### TO DO
Find how many lines of the listing below include the word "Blend", then report the number by itself.
☆ ☆ ☆ ☆ ☆ ☆ ☆
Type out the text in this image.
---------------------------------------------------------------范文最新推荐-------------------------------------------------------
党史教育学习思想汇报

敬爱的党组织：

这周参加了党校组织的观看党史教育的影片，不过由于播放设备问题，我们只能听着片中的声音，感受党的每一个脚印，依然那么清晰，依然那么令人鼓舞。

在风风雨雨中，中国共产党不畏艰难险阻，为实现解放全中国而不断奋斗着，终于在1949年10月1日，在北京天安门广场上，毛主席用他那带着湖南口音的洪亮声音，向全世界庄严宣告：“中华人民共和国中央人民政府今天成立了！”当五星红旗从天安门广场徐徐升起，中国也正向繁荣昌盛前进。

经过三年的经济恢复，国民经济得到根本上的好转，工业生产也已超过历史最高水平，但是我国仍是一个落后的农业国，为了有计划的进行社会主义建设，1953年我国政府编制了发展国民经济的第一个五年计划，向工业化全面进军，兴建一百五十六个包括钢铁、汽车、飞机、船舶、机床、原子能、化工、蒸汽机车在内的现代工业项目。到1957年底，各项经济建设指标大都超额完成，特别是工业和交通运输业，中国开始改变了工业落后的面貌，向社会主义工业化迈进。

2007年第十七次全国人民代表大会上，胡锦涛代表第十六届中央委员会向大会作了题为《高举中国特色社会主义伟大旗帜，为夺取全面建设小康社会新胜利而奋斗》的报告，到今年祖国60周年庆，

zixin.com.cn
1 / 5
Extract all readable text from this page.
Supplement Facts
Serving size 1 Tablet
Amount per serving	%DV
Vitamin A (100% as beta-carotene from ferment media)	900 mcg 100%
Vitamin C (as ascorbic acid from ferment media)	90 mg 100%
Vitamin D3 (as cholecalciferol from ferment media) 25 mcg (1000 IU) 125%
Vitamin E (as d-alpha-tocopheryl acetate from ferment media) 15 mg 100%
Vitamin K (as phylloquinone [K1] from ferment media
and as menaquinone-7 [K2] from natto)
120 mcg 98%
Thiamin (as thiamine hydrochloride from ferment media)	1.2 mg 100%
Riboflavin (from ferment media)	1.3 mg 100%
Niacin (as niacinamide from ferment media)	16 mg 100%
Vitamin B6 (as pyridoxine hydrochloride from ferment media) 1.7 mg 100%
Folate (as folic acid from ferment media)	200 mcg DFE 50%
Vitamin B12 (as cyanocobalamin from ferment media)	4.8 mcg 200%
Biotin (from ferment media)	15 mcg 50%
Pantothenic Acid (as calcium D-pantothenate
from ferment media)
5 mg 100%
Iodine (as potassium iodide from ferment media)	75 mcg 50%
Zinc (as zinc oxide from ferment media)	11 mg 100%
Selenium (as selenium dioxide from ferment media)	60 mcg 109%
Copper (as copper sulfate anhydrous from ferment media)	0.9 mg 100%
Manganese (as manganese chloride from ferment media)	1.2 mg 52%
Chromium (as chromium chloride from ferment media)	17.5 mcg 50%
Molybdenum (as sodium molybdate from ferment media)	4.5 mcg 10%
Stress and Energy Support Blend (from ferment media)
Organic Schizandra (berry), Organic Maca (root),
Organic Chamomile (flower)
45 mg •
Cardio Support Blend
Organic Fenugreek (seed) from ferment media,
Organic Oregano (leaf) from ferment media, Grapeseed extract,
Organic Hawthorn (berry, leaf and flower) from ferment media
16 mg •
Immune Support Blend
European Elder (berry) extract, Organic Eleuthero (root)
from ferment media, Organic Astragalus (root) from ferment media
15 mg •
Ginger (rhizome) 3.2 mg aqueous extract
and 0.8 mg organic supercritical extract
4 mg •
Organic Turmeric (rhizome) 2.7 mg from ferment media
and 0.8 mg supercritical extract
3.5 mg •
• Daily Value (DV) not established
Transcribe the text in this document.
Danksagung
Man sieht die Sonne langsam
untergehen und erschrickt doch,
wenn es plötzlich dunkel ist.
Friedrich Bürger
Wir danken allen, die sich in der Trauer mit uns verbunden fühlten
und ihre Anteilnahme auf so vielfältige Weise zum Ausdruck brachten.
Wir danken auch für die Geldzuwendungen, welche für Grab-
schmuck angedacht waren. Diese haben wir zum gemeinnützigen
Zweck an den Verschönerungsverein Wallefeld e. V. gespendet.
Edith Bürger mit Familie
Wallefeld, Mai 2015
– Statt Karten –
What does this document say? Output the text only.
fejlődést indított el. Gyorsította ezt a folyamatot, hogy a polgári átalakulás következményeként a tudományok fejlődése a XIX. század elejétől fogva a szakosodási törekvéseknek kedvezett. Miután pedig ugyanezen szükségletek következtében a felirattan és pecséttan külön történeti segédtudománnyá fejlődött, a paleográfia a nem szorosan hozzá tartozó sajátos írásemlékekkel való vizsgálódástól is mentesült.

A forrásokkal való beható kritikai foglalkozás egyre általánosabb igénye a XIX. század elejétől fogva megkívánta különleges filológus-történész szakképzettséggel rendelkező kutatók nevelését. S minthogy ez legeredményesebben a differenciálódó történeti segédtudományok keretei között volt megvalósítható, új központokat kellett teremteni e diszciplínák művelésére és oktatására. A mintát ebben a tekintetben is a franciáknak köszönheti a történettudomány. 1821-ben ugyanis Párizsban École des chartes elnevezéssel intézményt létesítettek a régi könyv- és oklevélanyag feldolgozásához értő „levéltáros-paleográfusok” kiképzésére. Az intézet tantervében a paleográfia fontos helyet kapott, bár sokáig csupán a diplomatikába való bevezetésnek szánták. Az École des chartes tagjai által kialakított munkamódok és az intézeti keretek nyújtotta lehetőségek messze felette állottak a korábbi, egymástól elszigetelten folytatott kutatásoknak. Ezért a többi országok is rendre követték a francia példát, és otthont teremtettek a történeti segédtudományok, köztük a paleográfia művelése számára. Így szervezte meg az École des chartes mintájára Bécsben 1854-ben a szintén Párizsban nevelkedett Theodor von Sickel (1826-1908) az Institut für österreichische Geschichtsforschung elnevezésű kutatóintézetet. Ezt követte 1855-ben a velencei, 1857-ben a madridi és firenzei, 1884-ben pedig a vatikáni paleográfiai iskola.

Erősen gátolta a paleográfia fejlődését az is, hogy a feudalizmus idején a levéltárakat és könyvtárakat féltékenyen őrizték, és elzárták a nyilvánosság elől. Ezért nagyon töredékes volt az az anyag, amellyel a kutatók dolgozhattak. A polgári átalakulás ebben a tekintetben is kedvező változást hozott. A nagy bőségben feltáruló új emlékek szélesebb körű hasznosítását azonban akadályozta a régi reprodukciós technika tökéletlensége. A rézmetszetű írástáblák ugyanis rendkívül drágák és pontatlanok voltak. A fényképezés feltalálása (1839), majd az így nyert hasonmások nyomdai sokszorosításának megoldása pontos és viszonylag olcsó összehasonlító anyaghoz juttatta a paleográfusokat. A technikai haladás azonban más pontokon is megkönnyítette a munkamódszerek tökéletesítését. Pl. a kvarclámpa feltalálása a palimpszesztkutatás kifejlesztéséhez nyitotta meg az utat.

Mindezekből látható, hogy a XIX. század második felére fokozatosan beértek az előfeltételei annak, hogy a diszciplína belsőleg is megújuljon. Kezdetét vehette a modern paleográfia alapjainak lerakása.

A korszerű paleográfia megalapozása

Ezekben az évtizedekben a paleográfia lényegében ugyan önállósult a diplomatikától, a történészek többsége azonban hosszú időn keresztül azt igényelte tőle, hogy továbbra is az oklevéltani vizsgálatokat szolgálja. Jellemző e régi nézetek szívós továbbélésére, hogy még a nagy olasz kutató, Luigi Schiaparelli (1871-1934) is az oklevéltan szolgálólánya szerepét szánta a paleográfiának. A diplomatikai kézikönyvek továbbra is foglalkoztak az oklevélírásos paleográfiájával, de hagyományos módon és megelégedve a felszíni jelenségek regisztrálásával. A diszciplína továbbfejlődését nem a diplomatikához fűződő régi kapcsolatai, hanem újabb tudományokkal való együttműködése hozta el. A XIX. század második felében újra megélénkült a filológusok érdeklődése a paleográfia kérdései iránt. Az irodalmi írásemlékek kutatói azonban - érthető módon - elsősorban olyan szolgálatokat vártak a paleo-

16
☆ ☆ ☆ ☆ ☆ ☆ ☆
### TASK ANSWER
3